[EXTRACTED DATA]
+-------+

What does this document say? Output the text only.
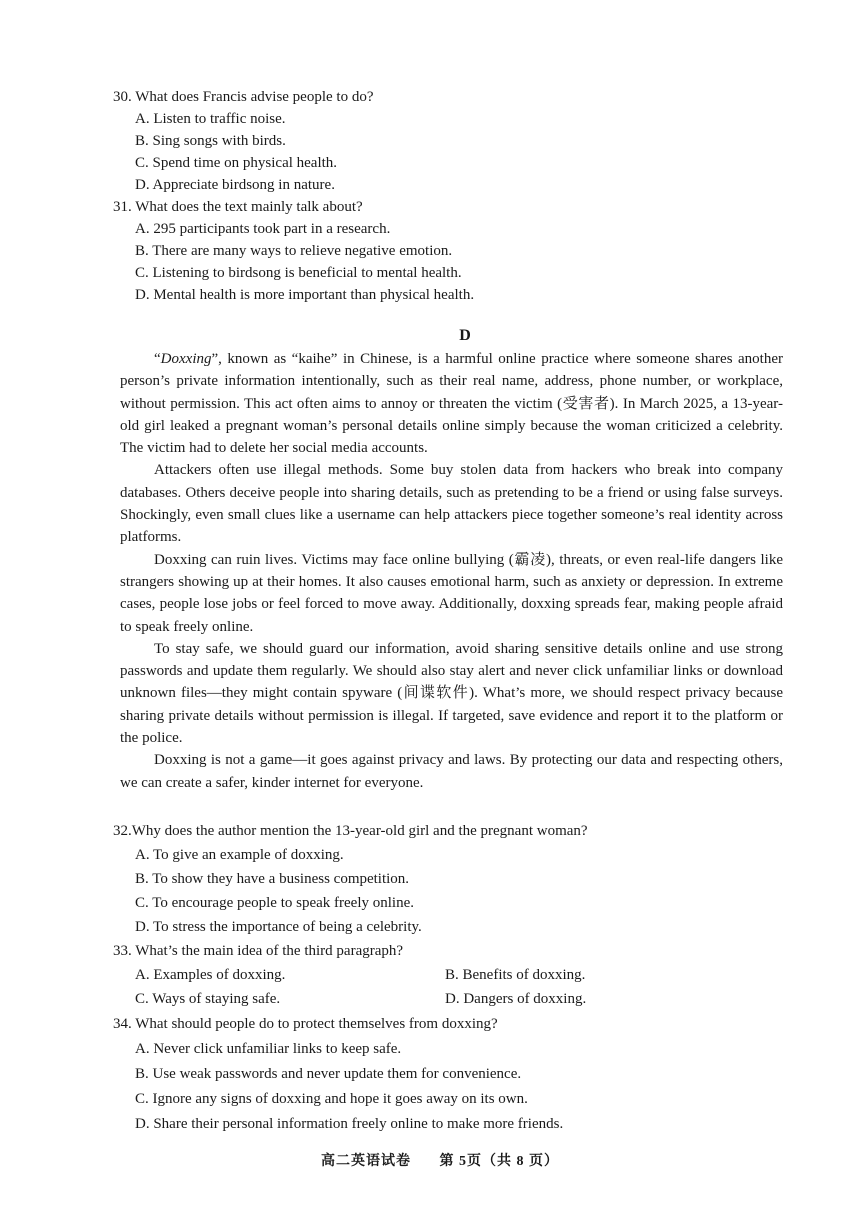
30. What does Francis advise people to do?
A. Listen to traffic noise.
B. Sing songs with birds.
C. Spend time on physical health.
D. Appreciate birdsong in nature.
31. What does the text mainly talk about?
A. 295 participants took part in a research.
B. There are many ways to relieve negative emotion.
C. Listening to birdsong is beneficial to mental health.
D. Mental health is more important than physical health.
D

“Doxxing”, known as “kaihe” in Chinese, is a harmful online practice where someone shares another person’s private information intentionally, such as their real name, address, phone number, or workplace, without permission. This act often aims to annoy or threaten the victim (受害者). In March 2025, a 13-year-old girl leaked a pregnant woman’s personal details online simply because the woman criticized a celebrity. The victim had to delete her social media accounts.

Attackers often use illegal methods. Some buy stolen data from hackers who break into company databases. Others deceive people into sharing details, such as pretending to be a friend or using false surveys. Shockingly, even small clues like a username can help attackers piece together someone’s real identity across platforms.

Doxxing can ruin lives. Victims may face online bullying (霸凌), threats, or even real-life dangers like strangers showing up at their homes. It also causes emotional harm, such as anxiety or depression. In extreme cases, people lose jobs or feel forced to move away. Additionally, doxxing spreads fear, making people afraid to speak freely online.

To stay safe, we should guard our information, avoid sharing sensitive details online and use strong passwords and update them regularly. We should also stay alert and never click unfamiliar links or download unknown files—they might contain spyware (间谍软件). What’s more, we should respect privacy because sharing private details without permission is illegal. If targeted, save evidence and report it to the platform or the police.

Doxxing is not a game—it goes against privacy and laws. By protecting our data and respecting others, we can create a safer, kinder internet for everyone.

32.Why does the author mention the 13-year-old girl and the pregnant woman?
A. To give an example of doxxing.
B. To show they have a business competition.
C. To encourage people to speak freely online.
D. To stress the importance of being a celebrity.
33. What’s the main idea of the third paragraph?
A. Examples of doxxing.	B. Benefits of doxxing.
C. Ways of staying safe.	D. Dangers of doxxing.
34. What should people do to protect themselves from doxxing?
A. Never click unfamiliar links to keep safe.
B. Use weak passwords and never update them for convenience.
C. Ignore any signs of doxxing and hope it goes away on its own.
D. Share their personal information freely online to make more friends.
高二英语试卷 第 5页（共 8 页）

+-------+

Where a line in the material contains "girl", copy that line.

“Doxxing”, known as “kaihe” in Chinese, is a harmful online practice where someone shares another person’s private information intentionally, such as their real name, address, phone number, or workplace, without permission. This act often aims to annoy or threaten the victim (受害者). In March 2025, a 13-year-old girl leaked a pregnant woman’s personal details online simply because the woman criticized a celebrity. The victim had to delete her social media accounts.
32.Why does the author mention the 13-year-old girl and the pregnant woman?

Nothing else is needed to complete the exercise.